Task directions
Scan the material for the word "GOUVERNANTE", and copy each line where it shows up.

Raw records
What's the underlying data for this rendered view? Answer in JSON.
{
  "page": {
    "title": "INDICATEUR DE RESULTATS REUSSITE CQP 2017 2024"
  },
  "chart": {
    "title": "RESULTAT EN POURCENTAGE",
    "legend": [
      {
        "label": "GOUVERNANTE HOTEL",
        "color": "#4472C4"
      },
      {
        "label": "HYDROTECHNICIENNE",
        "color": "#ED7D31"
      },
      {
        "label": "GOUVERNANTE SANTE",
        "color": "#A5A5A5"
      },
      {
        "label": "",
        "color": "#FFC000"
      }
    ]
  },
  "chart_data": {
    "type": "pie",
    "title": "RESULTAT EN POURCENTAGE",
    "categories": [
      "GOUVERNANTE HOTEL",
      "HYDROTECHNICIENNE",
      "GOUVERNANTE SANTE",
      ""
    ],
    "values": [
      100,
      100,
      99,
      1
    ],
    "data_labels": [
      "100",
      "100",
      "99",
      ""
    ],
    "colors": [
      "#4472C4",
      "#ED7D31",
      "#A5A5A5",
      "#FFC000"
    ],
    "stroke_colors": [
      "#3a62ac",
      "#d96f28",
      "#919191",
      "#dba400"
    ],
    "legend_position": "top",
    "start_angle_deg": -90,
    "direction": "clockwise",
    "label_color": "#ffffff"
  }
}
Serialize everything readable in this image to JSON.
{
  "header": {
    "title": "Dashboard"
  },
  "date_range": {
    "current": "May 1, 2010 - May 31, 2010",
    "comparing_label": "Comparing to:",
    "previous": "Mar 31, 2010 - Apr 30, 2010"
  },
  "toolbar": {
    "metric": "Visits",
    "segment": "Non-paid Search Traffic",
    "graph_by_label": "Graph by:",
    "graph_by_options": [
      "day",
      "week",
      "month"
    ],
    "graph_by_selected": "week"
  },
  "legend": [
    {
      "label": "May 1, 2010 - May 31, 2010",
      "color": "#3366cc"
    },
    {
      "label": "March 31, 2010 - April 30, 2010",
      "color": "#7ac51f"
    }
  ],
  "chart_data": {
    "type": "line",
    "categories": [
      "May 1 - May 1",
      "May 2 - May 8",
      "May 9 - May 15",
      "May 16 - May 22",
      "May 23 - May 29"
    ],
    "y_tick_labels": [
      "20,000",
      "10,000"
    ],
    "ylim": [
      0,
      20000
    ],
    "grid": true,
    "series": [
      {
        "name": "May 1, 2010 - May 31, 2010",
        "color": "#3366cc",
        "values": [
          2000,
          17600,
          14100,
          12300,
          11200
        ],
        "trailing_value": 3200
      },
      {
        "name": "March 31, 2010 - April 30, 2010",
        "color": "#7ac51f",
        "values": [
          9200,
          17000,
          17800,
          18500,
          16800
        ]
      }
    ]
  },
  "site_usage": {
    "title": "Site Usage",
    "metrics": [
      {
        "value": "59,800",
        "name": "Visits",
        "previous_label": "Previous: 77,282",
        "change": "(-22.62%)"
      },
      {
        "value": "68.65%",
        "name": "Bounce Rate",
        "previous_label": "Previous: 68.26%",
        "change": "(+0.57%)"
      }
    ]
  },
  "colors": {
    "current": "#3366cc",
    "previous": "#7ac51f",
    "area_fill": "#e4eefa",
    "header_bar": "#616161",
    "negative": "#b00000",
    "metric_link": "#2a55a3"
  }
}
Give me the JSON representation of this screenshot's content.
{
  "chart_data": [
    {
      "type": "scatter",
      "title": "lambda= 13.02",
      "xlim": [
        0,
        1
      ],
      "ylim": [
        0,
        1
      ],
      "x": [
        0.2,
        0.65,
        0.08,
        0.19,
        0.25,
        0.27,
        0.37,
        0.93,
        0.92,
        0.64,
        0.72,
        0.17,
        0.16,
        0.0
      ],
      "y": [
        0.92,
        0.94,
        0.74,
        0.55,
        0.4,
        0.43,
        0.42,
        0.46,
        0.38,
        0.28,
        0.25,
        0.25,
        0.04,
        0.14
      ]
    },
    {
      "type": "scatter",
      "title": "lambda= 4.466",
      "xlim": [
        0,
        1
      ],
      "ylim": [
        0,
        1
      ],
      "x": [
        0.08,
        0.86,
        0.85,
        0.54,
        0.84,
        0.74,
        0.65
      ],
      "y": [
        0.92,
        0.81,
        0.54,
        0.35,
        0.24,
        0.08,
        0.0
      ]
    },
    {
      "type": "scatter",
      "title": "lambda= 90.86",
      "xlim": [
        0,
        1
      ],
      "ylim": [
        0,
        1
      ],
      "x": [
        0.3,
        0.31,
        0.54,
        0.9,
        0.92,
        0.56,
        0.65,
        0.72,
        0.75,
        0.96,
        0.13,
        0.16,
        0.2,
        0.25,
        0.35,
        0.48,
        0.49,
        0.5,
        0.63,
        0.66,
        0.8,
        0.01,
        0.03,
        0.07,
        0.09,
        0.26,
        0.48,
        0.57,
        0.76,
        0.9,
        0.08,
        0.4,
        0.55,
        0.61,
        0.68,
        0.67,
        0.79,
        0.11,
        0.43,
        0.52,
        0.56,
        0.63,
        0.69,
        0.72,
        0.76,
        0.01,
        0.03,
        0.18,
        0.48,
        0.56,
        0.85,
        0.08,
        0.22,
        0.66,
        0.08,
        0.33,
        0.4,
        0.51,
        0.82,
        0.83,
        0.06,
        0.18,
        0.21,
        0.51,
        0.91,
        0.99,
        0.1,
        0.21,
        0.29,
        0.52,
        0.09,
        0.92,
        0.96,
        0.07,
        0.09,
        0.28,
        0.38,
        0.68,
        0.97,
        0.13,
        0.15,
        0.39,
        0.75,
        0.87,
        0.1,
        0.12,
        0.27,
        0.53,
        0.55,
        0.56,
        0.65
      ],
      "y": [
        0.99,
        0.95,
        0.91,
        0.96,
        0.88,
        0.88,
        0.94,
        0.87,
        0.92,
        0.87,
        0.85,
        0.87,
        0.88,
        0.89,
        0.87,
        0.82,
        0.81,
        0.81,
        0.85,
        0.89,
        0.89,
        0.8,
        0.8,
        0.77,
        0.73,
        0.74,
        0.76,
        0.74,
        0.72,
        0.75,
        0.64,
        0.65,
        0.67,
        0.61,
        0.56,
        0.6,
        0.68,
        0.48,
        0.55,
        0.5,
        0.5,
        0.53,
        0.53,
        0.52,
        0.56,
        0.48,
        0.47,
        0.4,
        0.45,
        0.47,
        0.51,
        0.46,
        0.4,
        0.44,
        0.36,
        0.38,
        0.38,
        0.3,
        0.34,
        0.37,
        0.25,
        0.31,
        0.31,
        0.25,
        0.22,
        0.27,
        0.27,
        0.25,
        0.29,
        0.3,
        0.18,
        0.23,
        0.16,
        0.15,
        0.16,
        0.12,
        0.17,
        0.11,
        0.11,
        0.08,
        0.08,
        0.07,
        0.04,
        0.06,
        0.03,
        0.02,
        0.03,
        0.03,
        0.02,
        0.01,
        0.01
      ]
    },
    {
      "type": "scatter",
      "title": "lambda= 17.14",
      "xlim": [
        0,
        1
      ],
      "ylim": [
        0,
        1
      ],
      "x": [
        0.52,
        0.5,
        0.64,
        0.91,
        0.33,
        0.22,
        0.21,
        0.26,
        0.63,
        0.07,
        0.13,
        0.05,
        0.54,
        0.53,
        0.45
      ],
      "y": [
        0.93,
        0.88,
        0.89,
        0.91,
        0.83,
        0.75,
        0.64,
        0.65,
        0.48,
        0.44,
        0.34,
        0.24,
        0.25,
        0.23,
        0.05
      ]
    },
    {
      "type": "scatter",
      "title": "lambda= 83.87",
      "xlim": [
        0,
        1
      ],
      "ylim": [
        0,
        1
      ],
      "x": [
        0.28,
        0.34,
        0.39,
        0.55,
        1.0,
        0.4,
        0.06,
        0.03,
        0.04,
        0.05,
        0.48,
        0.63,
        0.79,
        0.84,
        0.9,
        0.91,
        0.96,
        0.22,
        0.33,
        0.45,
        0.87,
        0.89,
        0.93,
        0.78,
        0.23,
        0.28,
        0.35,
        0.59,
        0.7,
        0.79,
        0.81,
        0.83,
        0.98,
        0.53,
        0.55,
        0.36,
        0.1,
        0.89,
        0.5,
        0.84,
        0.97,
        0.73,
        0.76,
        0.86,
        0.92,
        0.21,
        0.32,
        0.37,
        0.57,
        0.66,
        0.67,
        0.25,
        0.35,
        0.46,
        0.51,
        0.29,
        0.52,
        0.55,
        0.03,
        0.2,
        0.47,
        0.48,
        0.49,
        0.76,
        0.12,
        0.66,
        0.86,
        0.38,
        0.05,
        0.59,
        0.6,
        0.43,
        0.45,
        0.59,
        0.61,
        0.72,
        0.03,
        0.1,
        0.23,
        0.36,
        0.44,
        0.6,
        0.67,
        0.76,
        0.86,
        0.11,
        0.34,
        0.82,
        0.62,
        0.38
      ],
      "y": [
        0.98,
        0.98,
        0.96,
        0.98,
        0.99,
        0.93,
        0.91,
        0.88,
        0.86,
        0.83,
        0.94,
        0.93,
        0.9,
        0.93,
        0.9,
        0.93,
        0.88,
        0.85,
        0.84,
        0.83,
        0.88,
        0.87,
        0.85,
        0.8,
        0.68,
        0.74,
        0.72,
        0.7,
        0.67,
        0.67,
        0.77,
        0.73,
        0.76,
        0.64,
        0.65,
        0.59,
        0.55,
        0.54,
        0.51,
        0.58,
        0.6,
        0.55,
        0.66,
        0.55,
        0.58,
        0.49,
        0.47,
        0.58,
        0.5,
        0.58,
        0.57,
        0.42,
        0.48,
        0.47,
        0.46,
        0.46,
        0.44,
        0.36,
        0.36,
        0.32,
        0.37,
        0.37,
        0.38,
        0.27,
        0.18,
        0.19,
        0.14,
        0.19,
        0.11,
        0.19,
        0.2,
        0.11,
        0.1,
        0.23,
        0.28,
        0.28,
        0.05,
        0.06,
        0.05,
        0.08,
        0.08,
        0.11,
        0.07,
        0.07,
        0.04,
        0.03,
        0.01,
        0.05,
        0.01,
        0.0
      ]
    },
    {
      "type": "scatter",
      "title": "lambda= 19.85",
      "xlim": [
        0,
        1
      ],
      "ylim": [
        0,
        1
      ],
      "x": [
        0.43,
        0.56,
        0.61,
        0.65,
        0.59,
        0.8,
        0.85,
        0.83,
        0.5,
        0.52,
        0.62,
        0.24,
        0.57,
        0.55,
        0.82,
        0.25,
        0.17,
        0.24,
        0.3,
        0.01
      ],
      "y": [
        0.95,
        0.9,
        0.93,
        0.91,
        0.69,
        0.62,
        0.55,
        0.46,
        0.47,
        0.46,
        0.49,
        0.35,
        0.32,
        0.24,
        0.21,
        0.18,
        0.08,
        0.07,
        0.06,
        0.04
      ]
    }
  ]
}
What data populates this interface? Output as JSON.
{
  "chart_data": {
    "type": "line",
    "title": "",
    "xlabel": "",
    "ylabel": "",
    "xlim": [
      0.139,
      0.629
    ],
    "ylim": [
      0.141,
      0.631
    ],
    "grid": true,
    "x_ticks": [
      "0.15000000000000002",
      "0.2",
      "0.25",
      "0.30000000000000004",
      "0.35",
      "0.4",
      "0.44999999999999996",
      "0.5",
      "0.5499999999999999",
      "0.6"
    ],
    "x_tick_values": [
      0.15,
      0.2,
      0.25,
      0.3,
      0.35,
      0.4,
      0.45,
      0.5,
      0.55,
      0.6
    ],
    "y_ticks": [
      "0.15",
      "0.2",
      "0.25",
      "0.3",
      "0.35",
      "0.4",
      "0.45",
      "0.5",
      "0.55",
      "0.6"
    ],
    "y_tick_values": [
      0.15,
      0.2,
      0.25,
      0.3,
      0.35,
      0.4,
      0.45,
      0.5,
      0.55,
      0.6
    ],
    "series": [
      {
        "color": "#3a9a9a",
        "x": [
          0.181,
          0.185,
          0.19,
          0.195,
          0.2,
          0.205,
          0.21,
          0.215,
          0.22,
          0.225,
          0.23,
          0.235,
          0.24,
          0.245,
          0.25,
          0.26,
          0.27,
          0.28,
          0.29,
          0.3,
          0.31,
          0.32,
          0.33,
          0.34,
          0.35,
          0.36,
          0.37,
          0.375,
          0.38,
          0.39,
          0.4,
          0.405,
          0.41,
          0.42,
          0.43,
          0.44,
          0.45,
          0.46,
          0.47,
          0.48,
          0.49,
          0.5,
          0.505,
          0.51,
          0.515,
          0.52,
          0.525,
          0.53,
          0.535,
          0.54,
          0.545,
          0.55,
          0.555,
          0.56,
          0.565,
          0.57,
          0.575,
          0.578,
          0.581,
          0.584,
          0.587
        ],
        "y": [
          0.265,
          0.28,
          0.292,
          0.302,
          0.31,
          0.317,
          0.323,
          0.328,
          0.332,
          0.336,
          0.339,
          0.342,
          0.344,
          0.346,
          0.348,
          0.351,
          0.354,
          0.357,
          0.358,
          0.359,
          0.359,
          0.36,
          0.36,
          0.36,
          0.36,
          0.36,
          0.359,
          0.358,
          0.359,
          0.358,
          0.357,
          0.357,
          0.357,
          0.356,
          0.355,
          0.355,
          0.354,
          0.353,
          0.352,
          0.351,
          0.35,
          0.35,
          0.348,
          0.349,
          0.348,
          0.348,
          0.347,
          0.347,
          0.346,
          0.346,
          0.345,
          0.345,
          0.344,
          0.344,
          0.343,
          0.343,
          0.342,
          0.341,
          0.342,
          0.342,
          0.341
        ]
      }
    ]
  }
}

Full solution
        "label": "GOUVERNANTE HOTEL",
        "label": "GOUVERNANTE SANTE",
      "GOUVERNANTE HOTEL",
      "GOUVERNANTE SANTE",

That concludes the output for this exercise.